*EXERCISE DESCRIPTION*: Copy the lines that follow, keeping every character the same.

*DATA LISTING*:

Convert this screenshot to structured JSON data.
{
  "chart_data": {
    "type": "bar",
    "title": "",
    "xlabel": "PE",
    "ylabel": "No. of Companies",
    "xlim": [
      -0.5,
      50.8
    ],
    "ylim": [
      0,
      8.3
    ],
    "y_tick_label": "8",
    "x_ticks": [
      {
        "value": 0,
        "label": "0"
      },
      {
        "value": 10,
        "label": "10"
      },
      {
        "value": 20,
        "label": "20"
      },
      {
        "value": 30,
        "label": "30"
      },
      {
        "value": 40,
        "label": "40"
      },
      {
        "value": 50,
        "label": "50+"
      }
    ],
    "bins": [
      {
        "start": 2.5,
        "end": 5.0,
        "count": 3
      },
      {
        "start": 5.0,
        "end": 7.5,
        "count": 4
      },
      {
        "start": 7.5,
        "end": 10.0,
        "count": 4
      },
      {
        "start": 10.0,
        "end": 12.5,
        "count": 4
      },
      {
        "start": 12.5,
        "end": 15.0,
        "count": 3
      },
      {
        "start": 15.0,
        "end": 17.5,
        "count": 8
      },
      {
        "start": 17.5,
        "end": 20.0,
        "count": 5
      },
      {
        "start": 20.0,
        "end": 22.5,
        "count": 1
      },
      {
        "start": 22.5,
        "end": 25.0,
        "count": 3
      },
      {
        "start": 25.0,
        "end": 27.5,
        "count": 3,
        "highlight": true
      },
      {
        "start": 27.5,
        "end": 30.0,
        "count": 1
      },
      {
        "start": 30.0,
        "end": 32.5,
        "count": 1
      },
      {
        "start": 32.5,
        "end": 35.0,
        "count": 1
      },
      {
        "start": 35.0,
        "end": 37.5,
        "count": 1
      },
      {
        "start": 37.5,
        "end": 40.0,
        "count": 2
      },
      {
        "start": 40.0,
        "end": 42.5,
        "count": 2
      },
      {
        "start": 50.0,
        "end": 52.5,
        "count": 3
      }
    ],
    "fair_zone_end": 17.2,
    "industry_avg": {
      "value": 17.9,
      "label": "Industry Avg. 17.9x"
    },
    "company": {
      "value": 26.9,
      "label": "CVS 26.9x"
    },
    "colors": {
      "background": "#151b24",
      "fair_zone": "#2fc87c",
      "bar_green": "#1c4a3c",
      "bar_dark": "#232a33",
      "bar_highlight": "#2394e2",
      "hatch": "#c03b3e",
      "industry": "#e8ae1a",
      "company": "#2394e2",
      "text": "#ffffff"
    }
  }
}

*WRITTEN SOLUTION*:
Convert this screenshot to structured JSON data.
{
  "chart_data": {
    "type": "bar",
    "title": "",
    "xlabel": "PE",
    "ylabel": "No. of Companies",
    "xlim": [
      -0.5,
      50.8
    ],
    "ylim": [
      0,
      8.3
    ],
    "y_tick_label": "8",
    "x_ticks": [
      {
        "value": 0,
        "label": "0"
      },
      {
        "value": 10,
        "label": "10"
      },
      {
        "value": 20,
        "label": "20"
      },
      {
        "value": 30,
        "label": "30"
      },
      {
        "value": 40,
        "label": "40"
      },
      {
        "value": 50,
        "label": "50+"
      }
    ],
    "bins": [
      {
        "start": 2.5,
        "end": 5.0,
        "count": 3
      },
      {
        "start": 5.0,
        "end": 7.5,
        "count": 4
      },
      {
        "start": 7.5,
        "end": 10.0,
        "count": 4
      },
      {
        "start": 10.0,
        "end": 12.5,
        "count": 4
      },
      {
        "start": 12.5,
        "end": 15.0,
        "count": 3
      },
      {
        "start": 15.0,
        "end": 17.5,
        "count": 8
      },
      {
        "start": 17.5,
        "end": 20.0,
        "count": 5
      },
      {
        "start": 20.0,
        "end": 22.5,
        "count": 1
      },
      {
        "start": 22.5,
        "end": 25.0,
        "count": 3
      },
      {
        "start": 25.0,
        "end": 27.5,
        "count": 3,
        "highlight": true
      },
      {
        "start": 27.5,
        "end": 30.0,
        "count": 1
      },
      {
        "start": 30.0,
        "end": 32.5,
        "count": 1
      },
      {
        "start": 32.5,
        "end": 35.0,
        "count": 1
      },
      {
        "start": 35.0,
        "end": 37.5,
        "count": 1
      },
      {
        "start": 37.5,
        "end": 40.0,
        "count": 2
      },
      {
        "start": 40.0,
        "end": 42.5,
        "count": 2
      },
      {
        "start": 50.0,
        "end": 52.5,
        "count": 3
      }
    ],
    "fair_zone_end": 17.2,
    "industry_avg": {
      "value": 17.9,
      "label": "Industry Avg. 17.9x"
    },
    "company": {
      "value": 26.9,
      "label": "CVS 26.9x"
    },
    "colors": {
      "background": "#151b24",
      "fair_zone": "#2fc87c",
      "bar_green": "#1c4a3c",
      "bar_dark": "#232a33",
      "bar_highlight": "#2394e2",
      "hatch": "#c03b3e",
      "industry": "#e8ae1a",
      "company": "#2394e2",
      "text": "#ffffff"
    }
  }
}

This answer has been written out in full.